WRITTEN REQUEST
Find the word "linestyle" in the records below. List each line containing it.

─── DATA

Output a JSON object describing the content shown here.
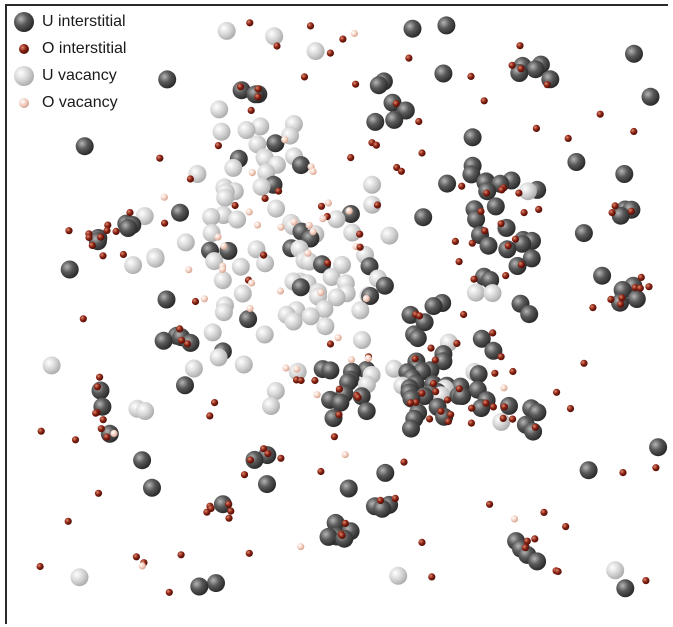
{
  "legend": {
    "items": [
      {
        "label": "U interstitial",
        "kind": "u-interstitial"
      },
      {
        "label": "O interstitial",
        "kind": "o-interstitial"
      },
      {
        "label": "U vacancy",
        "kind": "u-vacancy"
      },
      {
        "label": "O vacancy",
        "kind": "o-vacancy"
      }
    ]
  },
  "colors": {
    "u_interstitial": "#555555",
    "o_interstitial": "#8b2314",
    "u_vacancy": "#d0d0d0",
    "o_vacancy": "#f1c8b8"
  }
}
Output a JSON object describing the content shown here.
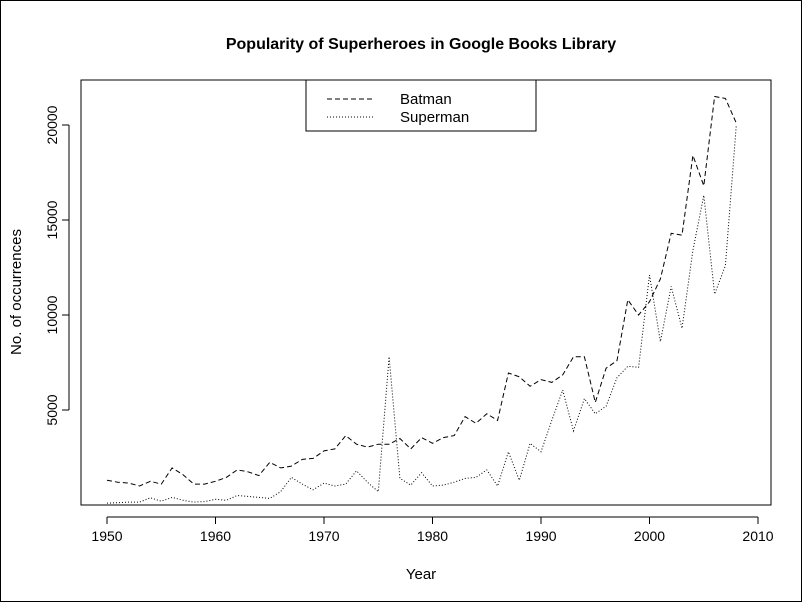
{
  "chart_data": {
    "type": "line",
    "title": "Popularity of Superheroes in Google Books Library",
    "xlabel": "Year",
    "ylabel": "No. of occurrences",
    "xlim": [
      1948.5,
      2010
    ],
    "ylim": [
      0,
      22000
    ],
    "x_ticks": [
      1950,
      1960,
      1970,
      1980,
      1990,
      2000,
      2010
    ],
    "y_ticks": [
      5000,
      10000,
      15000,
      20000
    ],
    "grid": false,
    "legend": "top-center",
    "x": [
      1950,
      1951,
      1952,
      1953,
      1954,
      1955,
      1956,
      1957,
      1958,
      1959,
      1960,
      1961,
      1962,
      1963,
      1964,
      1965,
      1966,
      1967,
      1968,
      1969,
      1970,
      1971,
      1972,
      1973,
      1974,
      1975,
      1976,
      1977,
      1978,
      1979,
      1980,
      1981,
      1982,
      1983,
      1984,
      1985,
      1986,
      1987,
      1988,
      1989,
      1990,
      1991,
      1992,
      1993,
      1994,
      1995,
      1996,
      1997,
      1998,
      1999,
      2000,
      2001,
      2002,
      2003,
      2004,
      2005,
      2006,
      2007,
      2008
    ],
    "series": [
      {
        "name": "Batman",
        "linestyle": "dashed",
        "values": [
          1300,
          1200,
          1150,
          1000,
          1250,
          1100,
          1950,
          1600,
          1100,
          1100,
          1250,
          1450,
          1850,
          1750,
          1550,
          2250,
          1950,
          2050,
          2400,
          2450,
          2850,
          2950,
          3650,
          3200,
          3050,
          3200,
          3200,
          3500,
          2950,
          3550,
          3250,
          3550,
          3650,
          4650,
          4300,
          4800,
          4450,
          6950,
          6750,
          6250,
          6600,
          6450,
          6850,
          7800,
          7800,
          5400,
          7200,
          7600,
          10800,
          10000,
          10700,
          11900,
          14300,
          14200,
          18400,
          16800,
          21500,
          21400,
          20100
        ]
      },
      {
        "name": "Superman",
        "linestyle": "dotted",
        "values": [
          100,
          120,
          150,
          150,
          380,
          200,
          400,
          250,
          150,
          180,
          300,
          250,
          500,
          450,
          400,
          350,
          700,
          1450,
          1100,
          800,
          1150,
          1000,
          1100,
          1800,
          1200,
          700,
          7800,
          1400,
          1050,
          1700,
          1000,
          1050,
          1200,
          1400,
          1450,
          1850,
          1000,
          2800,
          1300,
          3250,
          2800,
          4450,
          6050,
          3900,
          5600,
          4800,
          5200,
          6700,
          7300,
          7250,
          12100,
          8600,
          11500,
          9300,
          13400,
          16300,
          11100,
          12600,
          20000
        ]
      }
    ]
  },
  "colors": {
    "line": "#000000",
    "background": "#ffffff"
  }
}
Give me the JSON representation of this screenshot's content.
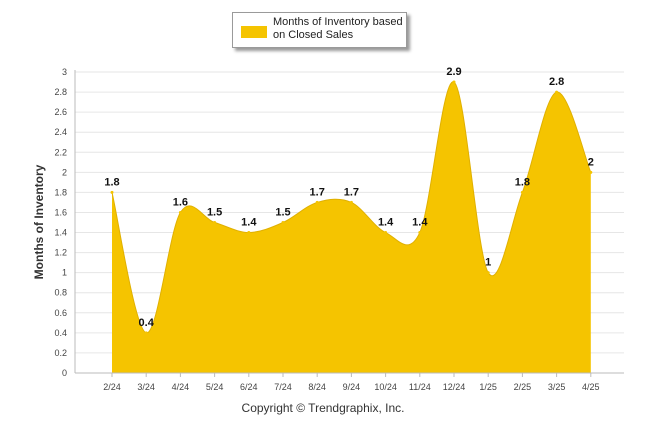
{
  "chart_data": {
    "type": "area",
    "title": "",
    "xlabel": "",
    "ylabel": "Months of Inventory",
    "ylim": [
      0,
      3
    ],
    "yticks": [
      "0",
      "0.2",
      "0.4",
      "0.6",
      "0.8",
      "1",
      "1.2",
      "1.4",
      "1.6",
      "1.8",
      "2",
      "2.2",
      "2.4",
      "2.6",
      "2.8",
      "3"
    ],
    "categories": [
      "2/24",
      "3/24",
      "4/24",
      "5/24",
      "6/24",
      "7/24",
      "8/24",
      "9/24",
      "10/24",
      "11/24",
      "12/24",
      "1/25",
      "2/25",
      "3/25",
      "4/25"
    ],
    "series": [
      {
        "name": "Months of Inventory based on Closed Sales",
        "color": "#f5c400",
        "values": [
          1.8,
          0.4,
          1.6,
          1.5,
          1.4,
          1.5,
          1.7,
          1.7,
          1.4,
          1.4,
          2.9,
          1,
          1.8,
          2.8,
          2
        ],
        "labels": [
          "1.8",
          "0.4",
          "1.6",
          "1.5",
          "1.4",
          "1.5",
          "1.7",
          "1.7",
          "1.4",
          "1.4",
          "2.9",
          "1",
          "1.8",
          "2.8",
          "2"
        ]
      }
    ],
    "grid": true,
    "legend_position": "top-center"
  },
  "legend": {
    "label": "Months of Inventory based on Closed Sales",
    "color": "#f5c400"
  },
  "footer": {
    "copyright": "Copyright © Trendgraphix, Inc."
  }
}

──────

FULL RESPONSE
        "linestyle": "dashed",
        "linestyle": "dotted",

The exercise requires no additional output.